Review the material line by line. Identify and copy every line that contains the string "values".

---+---

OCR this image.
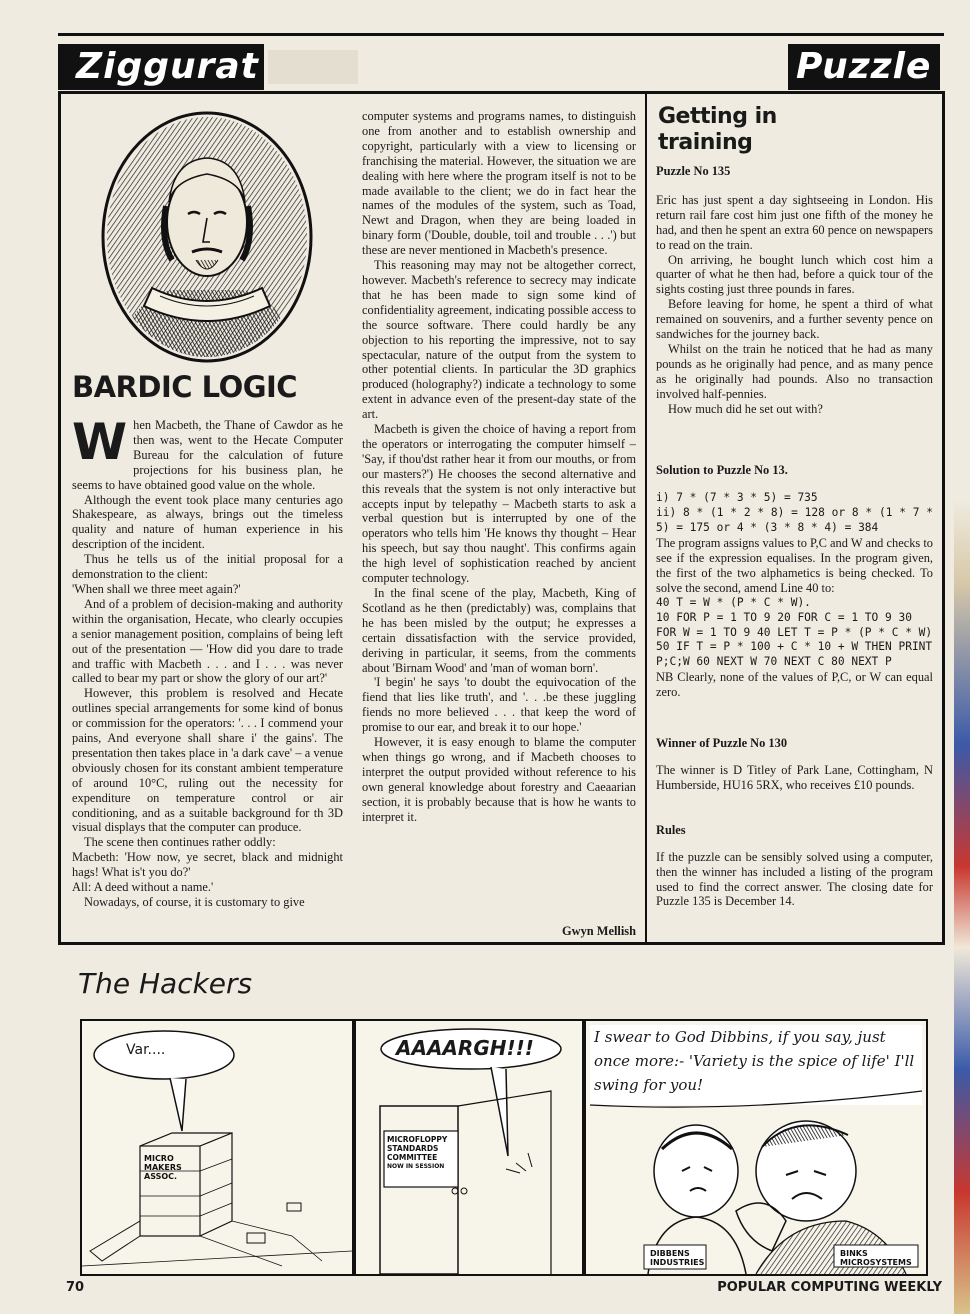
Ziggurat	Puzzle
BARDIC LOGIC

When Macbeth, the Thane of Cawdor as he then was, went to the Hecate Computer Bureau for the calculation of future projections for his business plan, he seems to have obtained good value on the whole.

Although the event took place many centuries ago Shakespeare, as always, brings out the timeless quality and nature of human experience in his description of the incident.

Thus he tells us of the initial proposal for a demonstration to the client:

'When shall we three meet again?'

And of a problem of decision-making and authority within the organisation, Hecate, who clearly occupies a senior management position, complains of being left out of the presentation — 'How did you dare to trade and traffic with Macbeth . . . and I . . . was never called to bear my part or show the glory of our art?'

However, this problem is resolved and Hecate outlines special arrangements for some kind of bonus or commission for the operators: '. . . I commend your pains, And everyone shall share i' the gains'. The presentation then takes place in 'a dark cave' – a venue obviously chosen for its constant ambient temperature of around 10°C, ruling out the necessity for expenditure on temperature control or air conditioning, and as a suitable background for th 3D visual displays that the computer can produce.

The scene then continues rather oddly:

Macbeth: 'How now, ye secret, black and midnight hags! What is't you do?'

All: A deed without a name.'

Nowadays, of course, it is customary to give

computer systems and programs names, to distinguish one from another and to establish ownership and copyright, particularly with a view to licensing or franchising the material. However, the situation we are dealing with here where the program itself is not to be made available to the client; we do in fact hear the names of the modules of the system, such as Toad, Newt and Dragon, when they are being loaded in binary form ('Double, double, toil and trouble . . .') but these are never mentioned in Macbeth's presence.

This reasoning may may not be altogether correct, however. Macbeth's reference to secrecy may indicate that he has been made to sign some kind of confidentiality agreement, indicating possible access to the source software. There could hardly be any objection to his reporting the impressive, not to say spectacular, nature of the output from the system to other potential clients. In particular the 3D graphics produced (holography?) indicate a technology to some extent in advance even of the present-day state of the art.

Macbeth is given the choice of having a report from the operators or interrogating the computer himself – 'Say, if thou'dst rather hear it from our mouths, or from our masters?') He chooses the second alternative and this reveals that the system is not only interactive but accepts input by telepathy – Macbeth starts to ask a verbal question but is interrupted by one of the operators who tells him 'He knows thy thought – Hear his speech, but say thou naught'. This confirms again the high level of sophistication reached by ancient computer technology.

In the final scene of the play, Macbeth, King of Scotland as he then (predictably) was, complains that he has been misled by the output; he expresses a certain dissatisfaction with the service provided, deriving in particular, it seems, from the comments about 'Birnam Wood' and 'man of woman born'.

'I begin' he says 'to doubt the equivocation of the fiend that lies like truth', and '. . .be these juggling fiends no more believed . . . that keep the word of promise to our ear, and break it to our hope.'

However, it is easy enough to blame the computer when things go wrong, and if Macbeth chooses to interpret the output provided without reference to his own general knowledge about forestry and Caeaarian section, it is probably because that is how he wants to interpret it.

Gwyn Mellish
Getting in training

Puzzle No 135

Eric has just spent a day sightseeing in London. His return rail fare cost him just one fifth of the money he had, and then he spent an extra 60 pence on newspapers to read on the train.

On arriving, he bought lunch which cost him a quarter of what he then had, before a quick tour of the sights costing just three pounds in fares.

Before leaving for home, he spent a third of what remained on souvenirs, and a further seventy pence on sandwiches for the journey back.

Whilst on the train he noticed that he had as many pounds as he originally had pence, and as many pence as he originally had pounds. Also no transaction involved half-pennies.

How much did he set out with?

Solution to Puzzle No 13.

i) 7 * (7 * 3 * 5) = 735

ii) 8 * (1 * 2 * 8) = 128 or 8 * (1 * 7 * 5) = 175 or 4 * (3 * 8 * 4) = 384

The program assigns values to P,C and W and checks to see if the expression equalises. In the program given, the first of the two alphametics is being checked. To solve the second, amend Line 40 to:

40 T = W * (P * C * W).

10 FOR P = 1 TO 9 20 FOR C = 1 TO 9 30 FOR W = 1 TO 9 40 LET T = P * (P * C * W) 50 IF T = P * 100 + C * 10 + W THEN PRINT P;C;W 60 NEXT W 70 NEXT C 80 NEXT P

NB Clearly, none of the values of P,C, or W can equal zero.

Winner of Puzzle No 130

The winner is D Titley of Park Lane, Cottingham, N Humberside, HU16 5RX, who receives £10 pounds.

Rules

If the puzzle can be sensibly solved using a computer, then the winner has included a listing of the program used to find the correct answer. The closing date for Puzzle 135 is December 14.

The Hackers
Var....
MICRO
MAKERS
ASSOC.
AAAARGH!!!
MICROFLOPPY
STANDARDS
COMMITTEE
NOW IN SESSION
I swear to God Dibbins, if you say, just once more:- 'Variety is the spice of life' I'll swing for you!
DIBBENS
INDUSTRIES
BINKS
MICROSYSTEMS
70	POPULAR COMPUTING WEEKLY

---+---

THE REPLY ▸
The program assigns values to P,C and W and checks to see if the expression equalises. In the program given, the first of the two alphametics is being checked. To solve the second, amend Line 40 to:
NB Clearly, none of the values of P,C, or W can equal zero.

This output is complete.